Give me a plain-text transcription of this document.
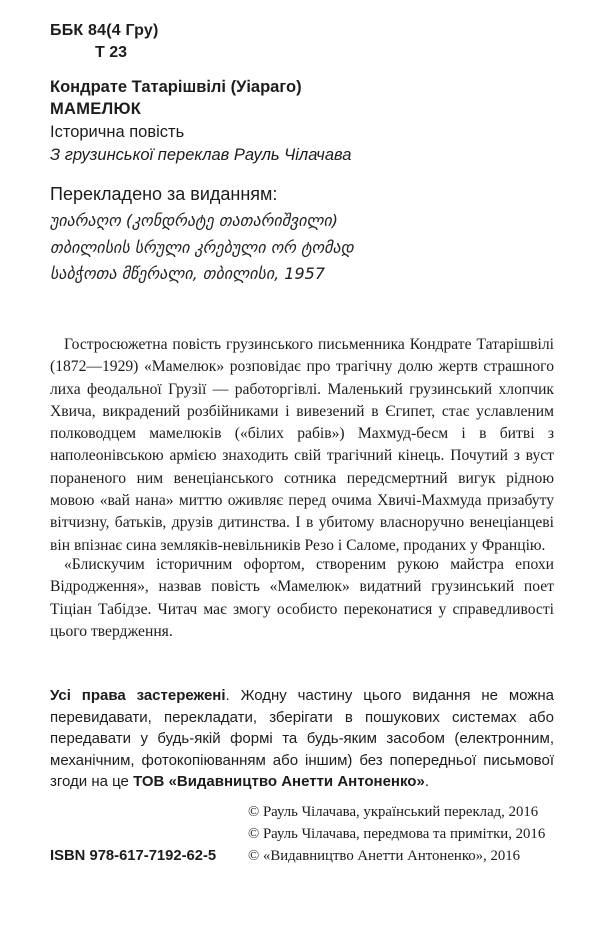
ББК 84(4 Гру)
Т 23
Кондрате Татарішвілі (Уіараго)
МАМЕЛЮК
Історична повість
З грузинської переклав Рауль Чілачава
Перекладено за виданням:
უიარაღო (კონდრატე თათარიშვილი)
თბილისის სრული კრებული ორ ტომად
საბჭოთა მწერალი, თბილისი, 1957

Гостросюжетна повість грузинського письменника Кондрате Татарішвілі (1872—1929) «Мамелюк» розповідає про трагічну долю жертв страшного лиха феодальної Грузії — работоргівлі. Маленький грузинський хлопчик Хвича, викрадений розбійниками і вивезений в Єгипет, стає уславленим полководцем мамелюків («білих рабів») Махмуд-бесм і в битві з наполеонівською армією знаходить свій трагічний кінець. Почутий з вуст пораненого ним венеціанського сотника передсмертний вигук рідною мовою «вай нана» миттю оживляє перед очима Хвичі-Махмуда призабуту вітчизну, батьків, друзів дитинства. І в убитому власноручно венеціанцеві він впізнає сина земляків-невільників Резо і Саломе, проданих у Францію.

«Блискучим історичним офортом, створеним рукою майстра епохи Відродження», назвав повість «Мамелюк» видатний грузинський поет Тіціан Табідзе. Читач має змогу особисто переконатися у справедливості цього твердження.

Усі права застережені. Жодну частину цього видання не можна перевидавати, перекладати, зберігати в пошукових системах або передавати у будь-якій формі та будь-яким засобом (електронним, механічним, фотокопіюванням або іншим) без попередньої письмової згоди на це ТОВ «Видавництво Анетти Антоненко».
© Рауль Чілачава, український переклад, 2016
© Рауль Чілачава, передмова та примітки, 2016
© «Видавництво Анетти Антоненко», 2016
ISBN 978-617-7192-62-5
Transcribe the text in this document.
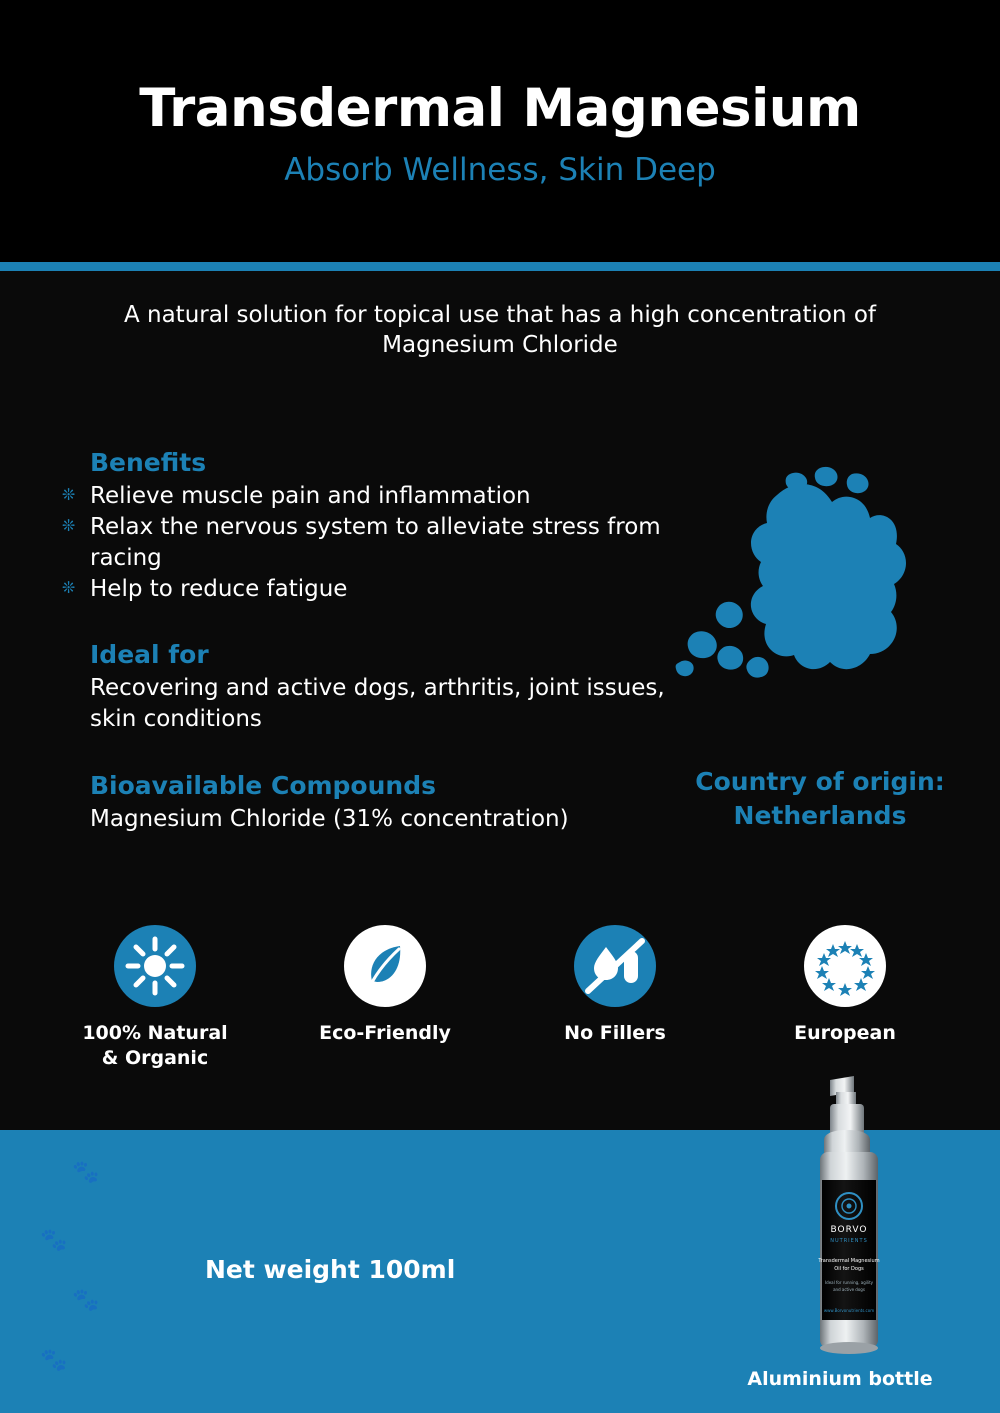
Transdermal Magnesium
Absorb Wellness, Skin Deep
A natural solution for topical use that has a high concentration of Magnesium Chloride
Benefits
❊ Relieve muscle pain and inflammation
❊ Relax the nervous system to alleviate stress from racing
❊ Help to reduce fatigue
Ideal for
Recovering and active dogs, arthritis, joint issues, skin conditions
Bioavailable Compounds
Magnesium Chloride (31% concentration)
Country of origin:
Netherlands
100% Natural
& Organic
Eco-Friendly	No Fillers	European
🐾
🐾
🐾
🐾
Net weight 100ml
BORVO
NUTRIENTS
Transdermal Magnesium
Oil for Dogs
Ideal for running, agility
and active dogs
www.Borvonutrients.com
Aluminium bottle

* * *

**PROBLEM**. Look for lines containing the string "Видавництво" and copy them all.

**THE SOLUTION**.
Усі права застережені. Жодну частину цього видання не можна перевидавати, перекладати, зберігати в пошукових системах або передавати у будь-якій формі та будь-яким засобом (електронним, механічним, фотокопіюванням або іншим) без попередньої письмової згоди на це ТОВ «Видавництво Анетти Антоненко».
© «Видавництво Анетти Антоненко», 2016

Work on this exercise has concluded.